◆ TASK OBJECTIVE:
Review the listing and copy each line that holds the word "pomocí".

◇ ◇ ◇

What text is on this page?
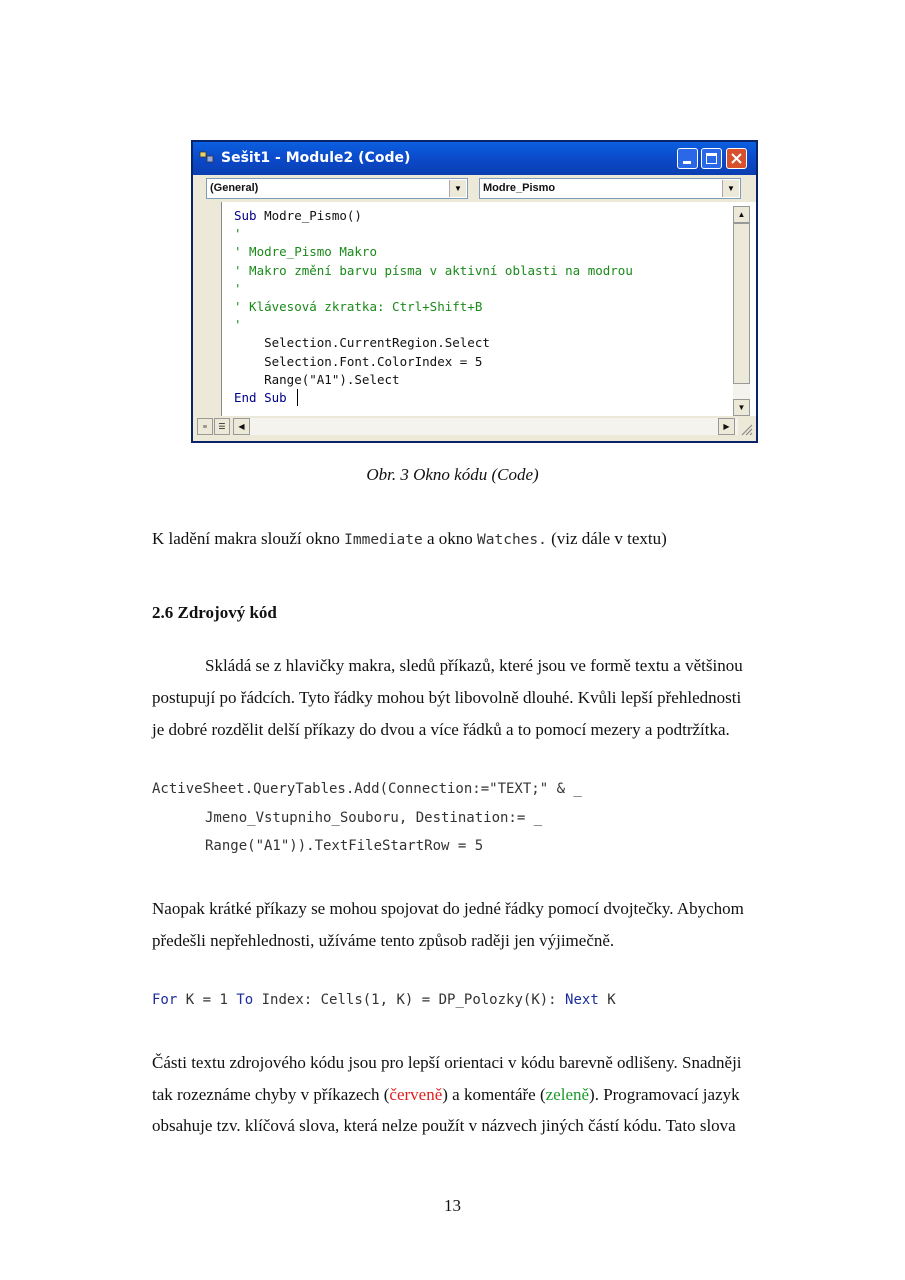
Sešit1 - Module2 (Code)
(General)	▼	Modre_Pismo	▼
Sub Modre_Pismo()
'
' Modre_Pismo Makro
' Makro změní barvu písma v aktivní oblasti na modrou
'
' Klávesová zkratka: Ctrl+Shift+B
'
Selection.CurrentRegion.Select
Selection.Font.ColorIndex = 5
Range("A1").Select
End Sub
▲
▼
≡	☰	◀	▶
Obr. 3 Okno kódu (Code)
K ladění makra slouží okno Immediate a okno Watches. (viz dále v textu)
2.6 Zdrojový kód
Skládá se z hlavičky makra, sledů příkazů, které jsou ve formě textu a většinou
postupují po řádcích. Tyto řádky mohou být libovolně dlouhé. Kvůli lepší přehlednosti
je dobré rozdělit delší příkazy do dvou a více řádků a to pomocí mezery a podtržítka.
ActiveSheet.QueryTables.Add(Connection:="TEXT;" & _
Jmeno_Vstupniho_Souboru, Destination:= _
Range("A1")).TextFileStartRow = 5
Naopak krátké příkazy se mohou spojovat do jedné řádky pomocí dvojtečky. Abychom
předešli nepřehlednosti, užíváme tento způsob raději jen výjimečně.
For K = 1 To Index: Cells(1, K) = DP_Polozky(K): Next K
Části textu zdrojového kódu jsou pro lepší orientaci v kódu barevně odlišeny. Snadněji
tak rozeznáme chyby v příkazech (červeně) a komentáře (zeleně). Programovací jazyk
obsahuje tzv. klíčová slova, která nelze použít v názvech jiných částí kódu. Tato slova
13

◇ ◇ ◇

◆ YOUR RESPONSE:
je dobré rozdělit delší příkazy do dvou a více řádků a to pomocí mezery a podtržítka.
Naopak krátké příkazy se mohou spojovat do jedné řádky pomocí dvojtečky. Abychom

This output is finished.